### Study text:
====

Institutional Investment Trends: Spot ETFs and Beyond
Institutional on-ramps have accelerated through the introduction of spot Bitcoin ETFs. BlackRock’s iShares Bitcoin Trust (IBIT), launched January 5 2024, has grown to over $70.98 billion in net assets as of May 23 2025, holding roughly 22.72 BTC per basket unit. The smooth integration with Coinbase Prime and global ETF infrastructure has made IBIT the world’s largest spot-BTC vehicle. In Canada, iShares expanded access further with a C$ fund launched January 13 2025, while Europe, Asia, and the Middle East await similar products. The success of IBIT—dubbed the “greatest ETF launch in history” by Bloomberg—demonstrates the appetite among pension funds, endowments, and asset managers for regulated, exchange-listed Bitcoin exposure.
Portfolio Strategies and Risk Considerations
Amid this institutional embrace, asset managers are issuing cautious guidance. In December 2024, BlackRock recommended that investors consider no more than a 2 % allocation to Bitcoin within diversified portfolios, noting BTC’s low correlation with traditional assets but high volatility and regulatory uncertainties. Such modest weightings aim to balance the potential upside of Bitcoin’s scarcity and network effects against risks of sharp drawdowns and evolving policy regimes. Nevertheless, proponents argue that even a small reallocation from bonds or cash—which collectively hold $318 trillion—could funnel hundreds of billions into BTC without undermining institutional risk frameworks.
Regulatory Outlook and Market Implications
Regulatory developments will shape the trajectory of corporate Bitcoin accumulation. The SEC’s approval of U.S. spot BTC ETFs in early 2024 opened the floodgates for product innovation; applications for Solana, XRP, and multi-asset crypto ETFs are now pending, and options on major Bitcoin ETFs are set to launch imminently. Globally, regulators in Europe and Asia are drafting frameworks for digital asset products, while central banks explore digital currencies. How these rules evolve—particularly around treasury accounting, stress testing, and capital requirements—will determine whether Bitcoin Treasury Companies can sustainably scale their balance sheets and deploy hundreds of billions in BTC purchases without triggering regulatory scrutiny or market distortions.
Conclusion
The forecast that corporations will hold half of Bitcoin’s supply by 2045 marks a watershed moment in digital asset history. From Michael Saylor’s Strategy to new entrants like Twenty One Capital and Metaplanet, corporate treasuries are emerging as the primary custodians of Bitcoin’s finite supply. Coupled with robust institutional adoption through spot ETFs like BlackRock’s IBIT and prudent portfolio guidance, these trends point to a maturing market in which Bitcoin transitions from speculative token to strategic reserve asset. Yet this transition hinges on navigating regulatory frameworks, managing market impact, and balancing risk–reward profiles within institutional mandates. As global capital flows continue to seek hard money stores of value, the era of the Bitcoin Treasury Company may redefine corporate finance, treasury management, and the broader investment landscape for decades to come.

====

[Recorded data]

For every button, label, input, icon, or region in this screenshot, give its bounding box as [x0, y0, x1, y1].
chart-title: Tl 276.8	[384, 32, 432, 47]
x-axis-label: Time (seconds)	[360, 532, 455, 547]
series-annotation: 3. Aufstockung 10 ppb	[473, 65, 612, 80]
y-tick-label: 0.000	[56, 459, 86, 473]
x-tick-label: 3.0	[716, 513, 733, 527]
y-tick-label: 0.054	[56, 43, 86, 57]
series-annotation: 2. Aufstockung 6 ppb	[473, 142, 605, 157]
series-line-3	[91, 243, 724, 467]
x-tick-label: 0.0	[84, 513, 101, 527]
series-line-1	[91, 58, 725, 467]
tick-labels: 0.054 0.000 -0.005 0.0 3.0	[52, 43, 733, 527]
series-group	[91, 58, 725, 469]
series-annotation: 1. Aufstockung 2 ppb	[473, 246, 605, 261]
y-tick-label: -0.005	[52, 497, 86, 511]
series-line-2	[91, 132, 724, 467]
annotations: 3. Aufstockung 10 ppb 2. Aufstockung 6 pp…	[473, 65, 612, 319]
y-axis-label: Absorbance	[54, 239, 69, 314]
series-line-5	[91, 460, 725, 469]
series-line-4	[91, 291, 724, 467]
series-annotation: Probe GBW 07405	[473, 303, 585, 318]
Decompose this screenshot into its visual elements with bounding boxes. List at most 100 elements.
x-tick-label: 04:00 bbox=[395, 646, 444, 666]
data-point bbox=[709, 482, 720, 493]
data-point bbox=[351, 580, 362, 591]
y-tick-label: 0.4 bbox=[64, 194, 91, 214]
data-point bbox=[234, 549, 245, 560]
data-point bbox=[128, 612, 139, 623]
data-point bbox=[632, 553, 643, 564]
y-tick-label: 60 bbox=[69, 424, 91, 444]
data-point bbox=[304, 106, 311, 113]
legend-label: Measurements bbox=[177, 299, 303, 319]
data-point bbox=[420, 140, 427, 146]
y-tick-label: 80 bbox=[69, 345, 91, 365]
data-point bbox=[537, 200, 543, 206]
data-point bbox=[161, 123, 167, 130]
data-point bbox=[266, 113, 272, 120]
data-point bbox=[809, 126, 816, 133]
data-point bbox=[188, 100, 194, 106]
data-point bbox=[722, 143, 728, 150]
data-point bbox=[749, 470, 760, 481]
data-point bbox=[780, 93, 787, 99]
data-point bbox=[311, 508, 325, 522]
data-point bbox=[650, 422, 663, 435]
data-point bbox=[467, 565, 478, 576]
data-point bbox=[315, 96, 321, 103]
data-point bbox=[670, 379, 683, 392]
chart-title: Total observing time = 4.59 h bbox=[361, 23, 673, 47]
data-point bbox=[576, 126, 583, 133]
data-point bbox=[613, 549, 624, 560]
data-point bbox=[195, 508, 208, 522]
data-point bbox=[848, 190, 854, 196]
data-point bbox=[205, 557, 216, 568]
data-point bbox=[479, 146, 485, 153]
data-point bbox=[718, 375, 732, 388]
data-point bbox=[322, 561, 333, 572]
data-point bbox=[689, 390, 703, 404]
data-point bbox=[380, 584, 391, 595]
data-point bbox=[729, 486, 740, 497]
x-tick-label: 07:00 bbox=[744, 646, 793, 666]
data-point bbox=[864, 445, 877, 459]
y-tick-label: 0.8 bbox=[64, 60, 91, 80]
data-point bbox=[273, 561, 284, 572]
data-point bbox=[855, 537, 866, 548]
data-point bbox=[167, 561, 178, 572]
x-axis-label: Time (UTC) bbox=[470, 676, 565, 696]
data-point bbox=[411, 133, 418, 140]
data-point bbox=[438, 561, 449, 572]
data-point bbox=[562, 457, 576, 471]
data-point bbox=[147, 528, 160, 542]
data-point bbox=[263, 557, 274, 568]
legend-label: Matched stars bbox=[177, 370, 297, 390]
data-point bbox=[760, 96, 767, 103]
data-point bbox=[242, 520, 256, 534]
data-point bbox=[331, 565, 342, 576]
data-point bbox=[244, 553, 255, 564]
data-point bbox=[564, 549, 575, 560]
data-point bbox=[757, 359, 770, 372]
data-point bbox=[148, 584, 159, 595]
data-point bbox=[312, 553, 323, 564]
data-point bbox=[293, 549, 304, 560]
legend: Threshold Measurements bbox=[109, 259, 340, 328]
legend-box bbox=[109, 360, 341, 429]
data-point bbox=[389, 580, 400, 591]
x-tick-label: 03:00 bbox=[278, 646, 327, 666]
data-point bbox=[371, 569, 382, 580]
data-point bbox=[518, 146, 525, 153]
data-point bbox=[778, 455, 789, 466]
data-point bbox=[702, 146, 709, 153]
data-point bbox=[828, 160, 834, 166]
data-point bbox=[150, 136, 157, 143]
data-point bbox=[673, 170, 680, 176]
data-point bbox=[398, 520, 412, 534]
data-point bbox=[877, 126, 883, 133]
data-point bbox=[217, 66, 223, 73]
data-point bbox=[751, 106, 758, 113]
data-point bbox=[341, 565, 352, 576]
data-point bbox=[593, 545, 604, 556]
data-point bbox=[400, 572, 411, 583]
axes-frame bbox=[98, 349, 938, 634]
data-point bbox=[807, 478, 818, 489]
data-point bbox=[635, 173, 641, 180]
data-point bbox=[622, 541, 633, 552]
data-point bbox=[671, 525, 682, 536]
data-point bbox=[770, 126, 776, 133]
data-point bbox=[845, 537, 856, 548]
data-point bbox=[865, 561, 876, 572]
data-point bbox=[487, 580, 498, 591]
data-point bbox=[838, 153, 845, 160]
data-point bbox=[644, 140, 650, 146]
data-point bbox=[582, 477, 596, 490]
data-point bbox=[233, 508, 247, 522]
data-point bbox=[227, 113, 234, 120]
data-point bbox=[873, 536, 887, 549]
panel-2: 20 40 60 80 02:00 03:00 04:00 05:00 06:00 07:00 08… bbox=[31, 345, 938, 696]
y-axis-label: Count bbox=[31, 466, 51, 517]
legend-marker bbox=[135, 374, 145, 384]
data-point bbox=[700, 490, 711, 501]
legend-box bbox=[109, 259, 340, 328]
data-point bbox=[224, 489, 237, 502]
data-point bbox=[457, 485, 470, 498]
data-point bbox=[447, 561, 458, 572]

====

### Actions to take:
**A.** According to the Bitcoin investment text, what maximum Bitcoin allocation did BlackRock recommend in December 2024?
**B.** From the Bitcoin investment text, copy word for word the stretch from "Portfolio Strategies and" through "institutional risk frameworks.".

### Your written answers:
**A.** No more than 2% of a diversified portfolio.

**B.**
Portfolio Strategies and Risk Considerations
Amid this institutional embrace, asset managers are issuing cautious guidance. In December 2024, BlackRock recommended that investors consider no more than a 2 % allocation to Bitcoin within diversified portfolios, noting BTC’s low correlation with traditional assets but high volatility and regulatory uncertainties. Such modest weightings aim to balance the potential upside of Bitcoin’s scarcity and network effects against risks of sharp drawdowns and evolving policy regimes. Nevertheless, proponents argue that even a small reallocation from bonds or cash—which collectively hold $318 trillion—could funnel hundreds of billions into BTC without undermining institutional risk frameworks.